### INSTRUCTIONS TO FOLLOW
Leave out the pictures and return every entry exactly as it appears.

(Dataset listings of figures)
* * * * *
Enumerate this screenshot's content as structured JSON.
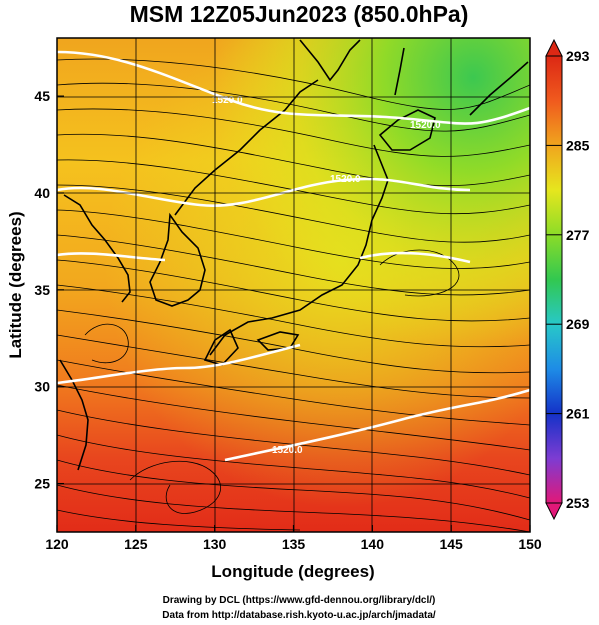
{
  "title": "MSM 12Z05Jun2023 (850.0hPa)",
  "x_axis": {
    "label": "Longitude (degrees)",
    "min": 120,
    "max": 150,
    "ticks": [
      "120",
      "125",
      "130",
      "135",
      "140",
      "145",
      "150"
    ]
  },
  "y_axis": {
    "label": "Latitude  (degrees)",
    "min": 22.5,
    "max": 48,
    "ticks": [
      "25",
      "30",
      "35",
      "40",
      "45"
    ]
  },
  "colorbar": {
    "min": 253,
    "max": 293,
    "labels": [
      "293",
      "285",
      "277",
      "269",
      "261",
      "253"
    ],
    "colors": [
      "#e21878",
      "#7d3cd2",
      "#1432c8",
      "#1e8ce6",
      "#28c8c8",
      "#32c850",
      "#8cdc28",
      "#e6e61e",
      "#f0a51e",
      "#f05a1e",
      "#dc2814"
    ]
  },
  "contour_labels": [
    "1520.0",
    "1520.0",
    "1520.0",
    "1520.0"
  ],
  "credits": {
    "line1": "Drawing by DCL (https://www.gfd-dennou.org/library/dcl/)",
    "line2": "Data from http://database.rish.kyoto-u.ac.jp/arch/jmadata/"
  }
}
* * * * *
### SOLUTION
Enumerate this screenshot's content as structured JSON.
{
  "title": "MSM 12Z05Jun2023 (850.0hPa)",
  "x_axis": {
    "label": "Longitude (degrees)",
    "min": 120,
    "max": 150,
    "ticks": [
      "120",
      "125",
      "130",
      "135",
      "140",
      "145",
      "150"
    ]
  },
  "y_axis": {
    "label": "Latitude  (degrees)",
    "min": 22.5,
    "max": 48,
    "ticks": [
      "25",
      "30",
      "35",
      "40",
      "45"
    ]
  },
  "colorbar": {
    "min": 253,
    "max": 293,
    "labels": [
      "293",
      "285",
      "277",
      "269",
      "261",
      "253"
    ],
    "colors": [
      "#e21878",
      "#7d3cd2",
      "#1432c8",
      "#1e8ce6",
      "#28c8c8",
      "#32c850",
      "#8cdc28",
      "#e6e61e",
      "#f0a51e",
      "#f05a1e",
      "#dc2814"
    ]
  },
  "contour_labels": [
    "1520.0",
    "1520.0",
    "1520.0",
    "1520.0"
  ],
  "credits": {
    "line1": "Drawing by DCL (https://www.gfd-dennou.org/library/dcl/)",
    "line2": "Data from http://database.rish.kyoto-u.ac.jp/arch/jmadata/"
  }
}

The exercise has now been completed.